TEXTE FOURNI:

──────

Toujours est-il que pour le moment, le directeur général, même s’il ne souhaite pas entrer dans le détail, indique qu’un dialogue est en cours avec le gouvernement provincial et Soins communs pour trouver une solution. 

Dans ces dialogues, Santé en français peut compter sur le soutien de la Société de la francophonie manitobaine (SFM). 

Son directeur général Jean-Michel Beaudry confirme que la SFM appuie l’organisme depuis le mois d’avril au niveau des relations gouvernementales. 

« Entre autres pour créer des opportunités de dialogues avec la personne ministre de la Santé Uzoma Asagwara et le ministre responsable des Affaires francophones, Glen Simard. Nous sommes en recherche de solutions et j’ai bon espoir qu’elles seront trouvées. »

Améliorer les services en santé en français 

Le ministre Glen Simard explique que la décision du gouvernement de relocaliser les fonds vers Soins communs est motivée par une volonté d’améliorer les services en français à travers le Manitoba. Toutefois, il maintient que Santé en français contribue en grande partie à l’atteinte de cet objectif. 

Sans trop donner de détails, là encore, car les négociations sont en cours, il explique : « Santé en français et Soins communs sont en train de développer et de mettre en place une nouvelle entente de services qui visera à soutenir la vision de l’organisme, appuyer et soutenir les partenaires qui aident à l’accès aux services de santé en français. »

La personne ministre de la Santé, des Aînés et des Soins de longue durée, Uzoma Asagwara, n’a pas répondu à notre demande d’entrevue. 

Au-delà des négociations en cours, la prise de décision du gouvernement invite à se poser la question suivante : si l’on retire les fonds de Santé en français pour les donner à Soins communs, faut-il comprendre que le gouvernement estime que pour améliorer les services de soins de santé en français, l’argent sera mieux utilisé par Soins communs? 

« Nous avons un rôle à jouer en ce qui concerne l’offre de services en santé directe et nous devons en assumer la pleine responsabilité. Mais on doit aussi s’assurer que Santé en français soit équipé pour être la voix des francophones en matière de soins. »

──────

DONNÉES SOURCES:
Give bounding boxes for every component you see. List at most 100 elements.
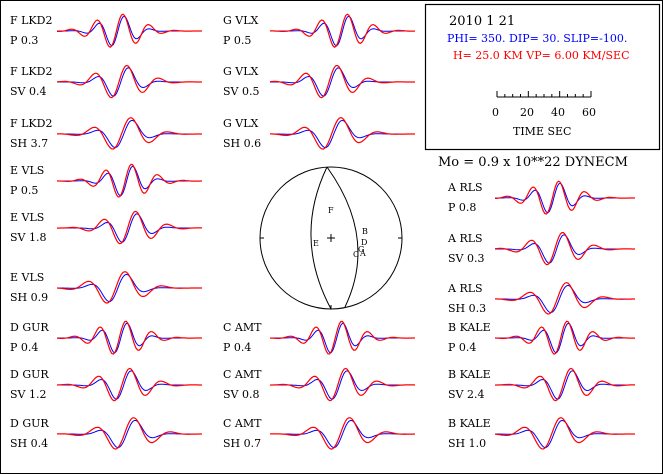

──────

TRAVAIL À FAIRE:
Répondez aux questions suivantes à partir du texte fourni.
(a) Depuis quel mois la SFM appuie-t-elle Santé en français au niveau des relations gouvernementales ?
(b) Qui est le ministre responsable des Affaires francophones ?
(c) Qui n'a pas répondu à la demande d'entrevue ?
Répondez en vous fondant uniquement sur le texte fourni.

RÉPONSE PRODUITE:
(a) Depuis le mois d'avril.
(b) Glen Simard.
(c) Uzoma Asagwara, ministre de la Santé, des Aînés et des Soins de longue durée.